>> Begin Record set

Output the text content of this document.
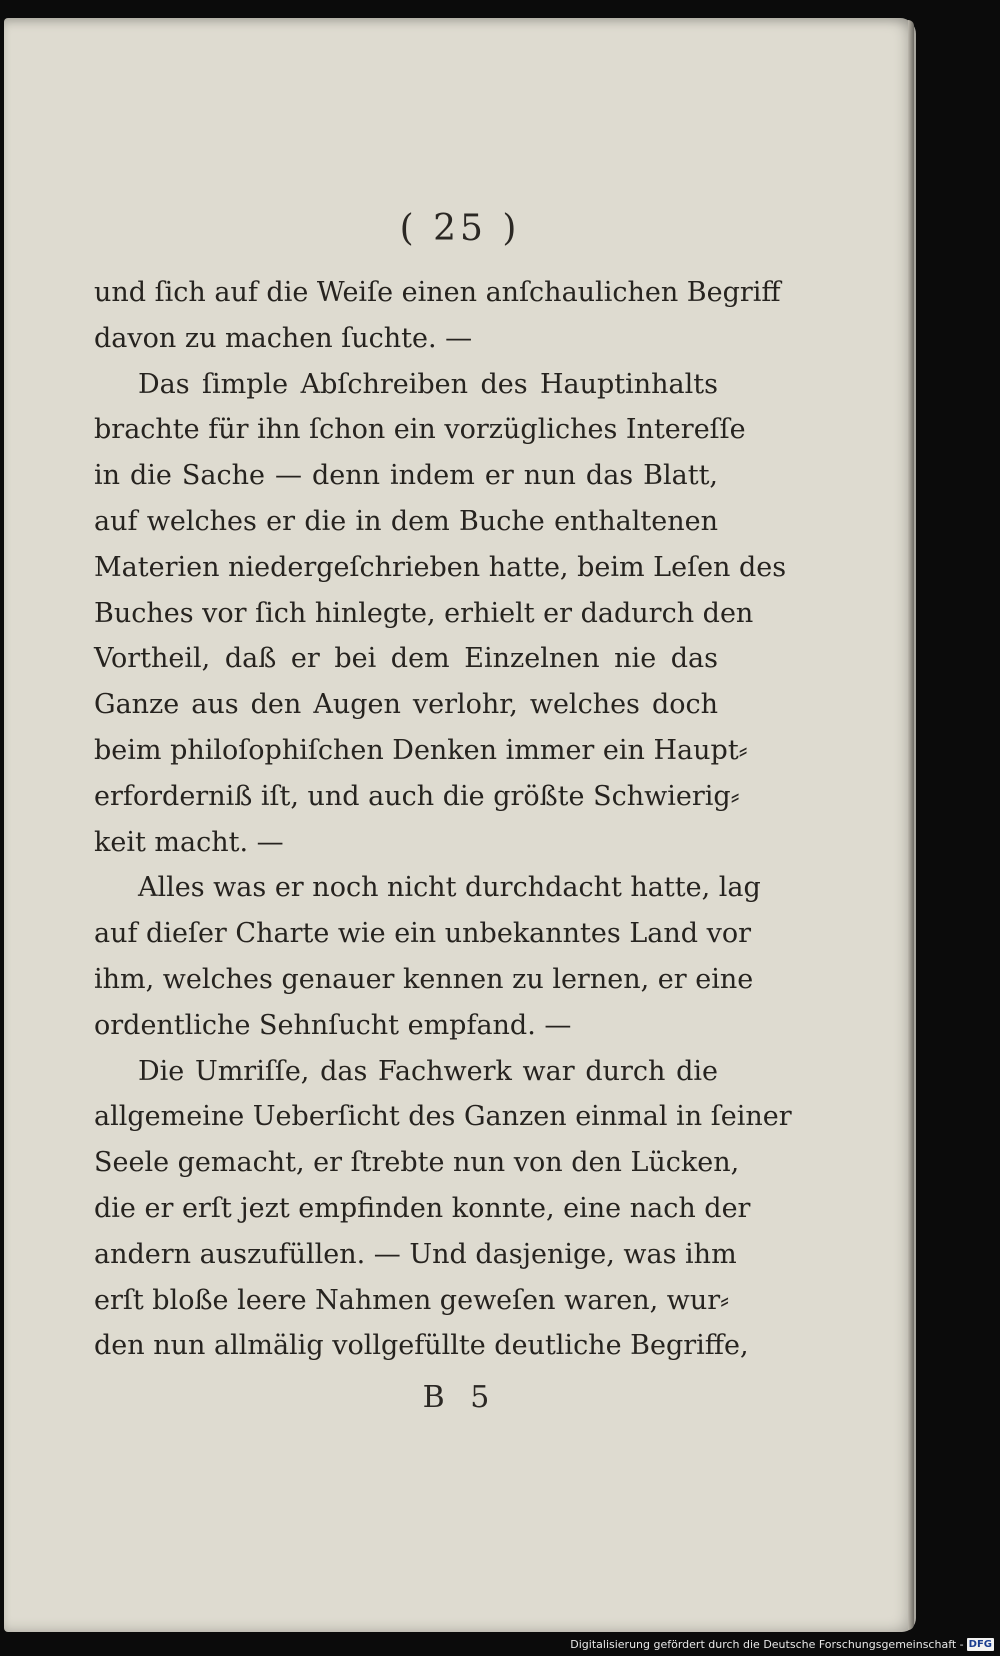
( 25 )
und ſich auf die Weiſe einen anſchaulichen Begriff
davon zu machen ſuchte. —
Das ſimple Abſchreiben des Hauptinhalts
brachte für ihn ſchon ein vorzügliches Intereſſe
in die Sache — denn indem er nun das Blatt,
auf welches er die in dem Buche enthaltenen
Materien niedergeſchrieben hatte, beim Leſen des
Buches vor ſich hinlegte, erhielt er dadurch den
Vortheil, daß er bei dem Einzelnen nie das
Ganze aus den Augen verlohr, welches doch
beim philoſophiſchen Denken immer ein Haupt⸗
erforderniß iſt, und auch die größte Schwierig⸗
keit macht. —
Alles was er noch nicht durchdacht hatte, lag
auf dieſer Charte wie ein unbekanntes Land vor
ihm, welches genauer kennen zu lernen, er eine
ordentliche Sehnſucht empfand. —
Die Umriſſe, das Fachwerk war durch die
allgemeine Ueberſicht des Ganzen einmal in ſeiner
Seele gemacht, er ſtrebte nun von den Lücken,
die er erſt jezt empfinden konnte, eine nach der
andern auszufüllen. — Und dasjenige, was ihm
erſt bloße leere Nahmen geweſen waren, wur⸗
den nun allmälig vollgefüllte deutliche Begriffe,
B 5
Digitalisierung gefördert durch die Deutsche Forschungsgemeinschaft - DFG
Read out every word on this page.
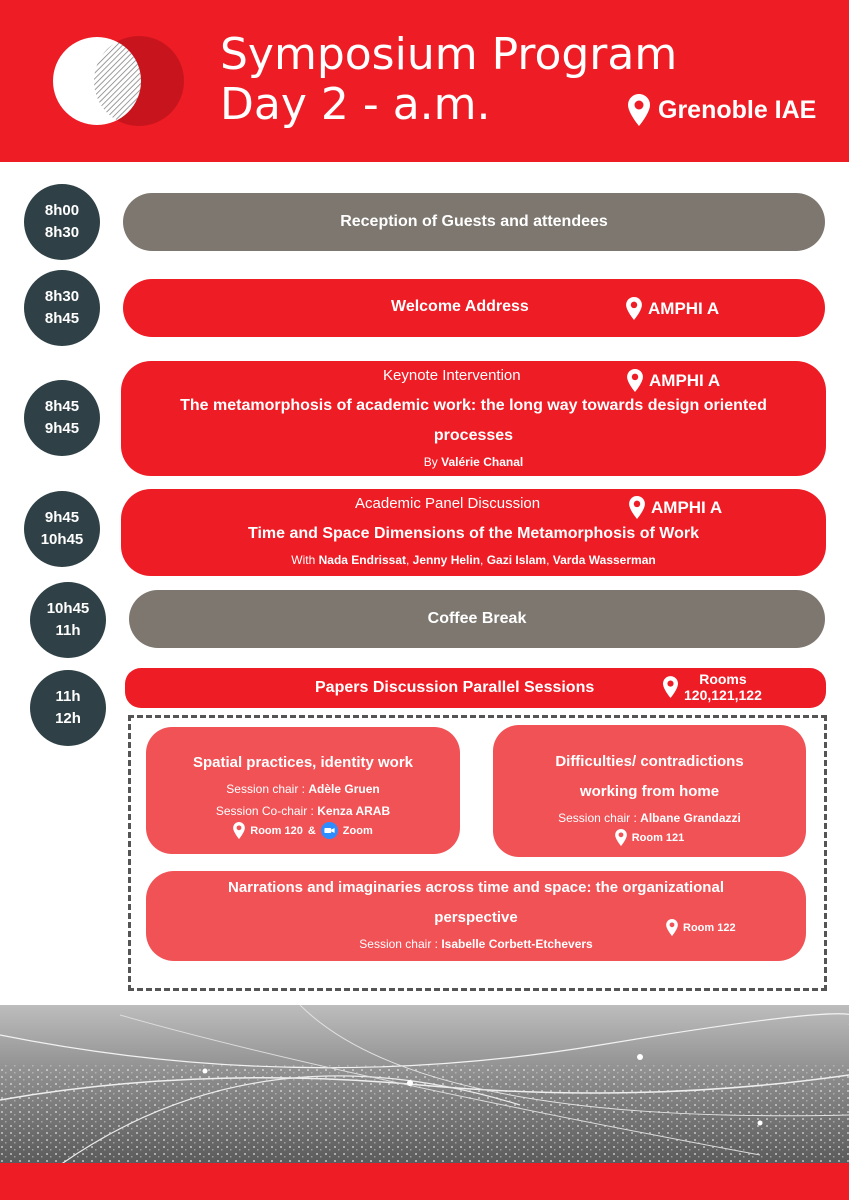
Symposium Program
Day 2 - a.m.	Grenoble IAE
8h00
8h30
Reception of Guests and attendees
8h30
8h45
Welcome Address	AMPHI A
8h45
9h45
Keynote Intervention	AMPHI A
The metamorphosis of academic work: the long way towards design oriented
processes
By Valérie Chanal
9h45
10h45
Academic Panel Discussion	AMPHI A
Time and Space Dimensions of the Metamorphosis of Work
With Nada Endrissat, Jenny Helin, Gazi Islam, Varda Wasserman
10h45
11h
Coffee Break
11h
12h
Papers Discussion Parallel Sessions	Rooms
120,121,122
Spatial practices, identity work
Session chair : Adèle Gruen
Session Co-chair : Kenza ARAB
Room 120 & Zoom
Difficulties/ contradictions
working from home
Session chair : Albane Grandazzi
Room 121
Narrations and imaginaries across time and space: the organizational
perspective
Session chair : Isabelle Corbett-Etchevers
Room 122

>> End Record set

Will you set down the records word for word while leaving out every picture?

Output the text content of this document.
( 25 )
und ſich auf die Weiſe einen anſchaulichen Begriff
davon zu machen ſuchte. —
Das ſimple Abſchreiben des Hauptinhalts
brachte für ihn ſchon ein vorzügliches Intereſſe
in die Sache — denn indem er nun das Blatt,
auf welches er die in dem Buche enthaltenen
Materien niedergeſchrieben hatte, beim Leſen des
Buches vor ſich hinlegte, erhielt er dadurch den
Vortheil, daß er bei dem Einzelnen nie das
Ganze aus den Augen verlohr, welches doch
beim philoſophiſchen Denken immer ein Haupt⸗
erforderniß iſt, und auch die größte Schwierig⸗
keit macht. —
Alles was er noch nicht durchdacht hatte, lag
auf dieſer Charte wie ein unbekanntes Land vor
ihm, welches genauer kennen zu lernen, er eine
ordentliche Sehnſucht empfand. —
Die Umriſſe, das Fachwerk war durch die
allgemeine Ueberſicht des Ganzen einmal in ſeiner
Seele gemacht, er ſtrebte nun von den Lücken,
die er erſt jezt empfinden konnte, eine nach der
andern auszufüllen. — Und dasjenige, was ihm
erſt bloße leere Nahmen geweſen waren, wur⸗
den nun allmälig vollgefüllte deutliche Begriffe,
B 5
Digitalisierung gefördert durch die Deutsche Forschungsgemeinschaft - DFG
Read out every word on this page.
Symposium Program
Day 2 - a.m.	Grenoble IAE
8h00
8h30
Reception of Guests and attendees
8h30
8h45
Welcome Address	AMPHI A
8h45
9h45
Keynote Intervention	AMPHI A
The metamorphosis of academic work: the long way towards design oriented
processes
By Valérie Chanal
9h45
10h45
Academic Panel Discussion	AMPHI A
Time and Space Dimensions of the Metamorphosis of Work
With Nada Endrissat, Jenny Helin, Gazi Islam, Varda Wasserman
10h45
11h
Coffee Break
11h
12h
Papers Discussion Parallel Sessions	Rooms
120,121,122
Spatial practices, identity work
Session chair : Adèle Gruen
Session Co-chair : Kenza ARAB
Room 120 & Zoom
Difficulties/ contradictions
working from home
Session chair : Albane Grandazzi
Room 121
Narrations and imaginaries across time and space: the organizational
perspective
Session chair : Isabelle Corbett-Etchevers
Room 122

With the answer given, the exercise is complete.